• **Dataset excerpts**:
━━━

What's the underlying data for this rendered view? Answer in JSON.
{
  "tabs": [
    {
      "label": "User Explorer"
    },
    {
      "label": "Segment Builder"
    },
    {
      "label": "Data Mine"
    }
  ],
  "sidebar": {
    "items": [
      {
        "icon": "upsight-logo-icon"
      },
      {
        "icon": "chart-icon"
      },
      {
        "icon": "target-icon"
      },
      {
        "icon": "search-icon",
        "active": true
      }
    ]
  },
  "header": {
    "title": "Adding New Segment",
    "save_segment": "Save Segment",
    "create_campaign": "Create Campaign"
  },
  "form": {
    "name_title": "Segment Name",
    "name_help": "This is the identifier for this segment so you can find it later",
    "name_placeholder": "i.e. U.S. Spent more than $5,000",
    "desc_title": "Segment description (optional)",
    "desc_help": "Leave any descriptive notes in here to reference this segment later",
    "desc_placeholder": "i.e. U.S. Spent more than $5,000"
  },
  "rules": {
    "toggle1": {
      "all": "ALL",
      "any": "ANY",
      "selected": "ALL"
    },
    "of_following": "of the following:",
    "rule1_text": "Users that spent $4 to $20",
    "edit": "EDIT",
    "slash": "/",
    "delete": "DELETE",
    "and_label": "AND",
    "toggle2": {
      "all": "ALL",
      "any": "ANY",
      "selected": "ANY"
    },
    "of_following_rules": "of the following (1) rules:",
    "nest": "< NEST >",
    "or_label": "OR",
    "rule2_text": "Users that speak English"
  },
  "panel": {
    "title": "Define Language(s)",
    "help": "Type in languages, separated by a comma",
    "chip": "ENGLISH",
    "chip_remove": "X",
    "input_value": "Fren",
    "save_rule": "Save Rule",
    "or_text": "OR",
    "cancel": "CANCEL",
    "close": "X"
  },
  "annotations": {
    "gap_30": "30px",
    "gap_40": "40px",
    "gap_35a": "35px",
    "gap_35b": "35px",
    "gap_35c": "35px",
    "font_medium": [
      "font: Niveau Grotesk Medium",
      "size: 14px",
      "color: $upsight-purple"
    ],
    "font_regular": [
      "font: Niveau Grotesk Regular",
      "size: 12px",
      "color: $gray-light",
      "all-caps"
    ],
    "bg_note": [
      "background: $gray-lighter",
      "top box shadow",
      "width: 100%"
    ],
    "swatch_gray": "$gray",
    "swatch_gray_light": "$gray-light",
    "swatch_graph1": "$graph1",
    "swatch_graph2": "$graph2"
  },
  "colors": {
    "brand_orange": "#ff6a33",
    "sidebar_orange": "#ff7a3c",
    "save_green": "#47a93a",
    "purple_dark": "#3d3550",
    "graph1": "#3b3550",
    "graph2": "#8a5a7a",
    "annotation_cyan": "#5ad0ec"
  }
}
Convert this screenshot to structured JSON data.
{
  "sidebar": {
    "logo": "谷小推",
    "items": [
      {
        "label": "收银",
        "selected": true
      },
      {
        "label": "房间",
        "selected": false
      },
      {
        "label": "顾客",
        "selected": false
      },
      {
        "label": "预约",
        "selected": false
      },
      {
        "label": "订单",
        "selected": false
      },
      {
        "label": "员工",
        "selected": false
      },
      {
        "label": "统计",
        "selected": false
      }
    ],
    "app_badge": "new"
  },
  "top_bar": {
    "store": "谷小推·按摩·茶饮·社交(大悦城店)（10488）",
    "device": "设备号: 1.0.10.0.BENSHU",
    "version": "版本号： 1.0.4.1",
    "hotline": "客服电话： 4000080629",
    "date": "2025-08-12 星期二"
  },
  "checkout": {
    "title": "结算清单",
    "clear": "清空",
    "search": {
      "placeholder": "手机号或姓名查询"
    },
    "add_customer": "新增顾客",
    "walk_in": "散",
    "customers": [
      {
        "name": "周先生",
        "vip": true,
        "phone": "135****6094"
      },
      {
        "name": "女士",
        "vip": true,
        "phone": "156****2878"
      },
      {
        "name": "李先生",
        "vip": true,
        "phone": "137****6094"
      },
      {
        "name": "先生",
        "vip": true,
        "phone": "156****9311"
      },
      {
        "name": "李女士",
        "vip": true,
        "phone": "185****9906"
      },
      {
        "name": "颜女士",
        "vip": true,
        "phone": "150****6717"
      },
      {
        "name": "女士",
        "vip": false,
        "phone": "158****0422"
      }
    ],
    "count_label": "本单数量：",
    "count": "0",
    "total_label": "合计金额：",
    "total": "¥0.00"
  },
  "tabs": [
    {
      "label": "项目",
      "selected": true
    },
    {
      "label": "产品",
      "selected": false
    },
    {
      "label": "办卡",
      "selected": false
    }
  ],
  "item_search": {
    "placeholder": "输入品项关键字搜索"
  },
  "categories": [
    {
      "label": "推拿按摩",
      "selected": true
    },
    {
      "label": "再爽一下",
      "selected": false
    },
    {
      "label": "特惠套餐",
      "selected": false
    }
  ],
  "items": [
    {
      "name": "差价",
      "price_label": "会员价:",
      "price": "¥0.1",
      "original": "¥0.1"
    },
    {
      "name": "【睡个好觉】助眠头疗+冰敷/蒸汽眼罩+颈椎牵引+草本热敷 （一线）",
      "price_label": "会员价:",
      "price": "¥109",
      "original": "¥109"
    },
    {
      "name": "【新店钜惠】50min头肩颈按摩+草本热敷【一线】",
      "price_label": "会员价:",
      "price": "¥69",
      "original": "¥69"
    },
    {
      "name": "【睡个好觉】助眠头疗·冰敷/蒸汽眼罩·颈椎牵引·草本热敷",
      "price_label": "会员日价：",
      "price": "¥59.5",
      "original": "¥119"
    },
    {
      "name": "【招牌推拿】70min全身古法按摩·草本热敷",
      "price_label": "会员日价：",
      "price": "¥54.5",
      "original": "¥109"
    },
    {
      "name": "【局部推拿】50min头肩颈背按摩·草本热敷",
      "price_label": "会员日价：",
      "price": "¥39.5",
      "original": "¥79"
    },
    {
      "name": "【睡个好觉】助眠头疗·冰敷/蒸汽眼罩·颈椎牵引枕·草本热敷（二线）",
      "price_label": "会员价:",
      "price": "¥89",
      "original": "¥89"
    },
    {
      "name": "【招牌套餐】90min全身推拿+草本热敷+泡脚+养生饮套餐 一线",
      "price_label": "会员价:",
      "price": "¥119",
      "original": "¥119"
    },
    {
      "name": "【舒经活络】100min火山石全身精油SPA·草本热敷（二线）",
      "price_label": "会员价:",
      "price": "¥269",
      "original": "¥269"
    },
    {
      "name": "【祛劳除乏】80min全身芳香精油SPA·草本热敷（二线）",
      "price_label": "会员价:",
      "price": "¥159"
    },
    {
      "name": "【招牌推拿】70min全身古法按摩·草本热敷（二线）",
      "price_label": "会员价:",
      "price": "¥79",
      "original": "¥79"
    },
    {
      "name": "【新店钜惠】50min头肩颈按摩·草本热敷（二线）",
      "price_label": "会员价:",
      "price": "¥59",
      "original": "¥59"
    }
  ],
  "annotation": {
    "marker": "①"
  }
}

━━━

• **DO THIS**: Going through the entries above line by line, work out how many lines include the word "icon". Only the number is required.

• **EXPECTED ANSWER**: 4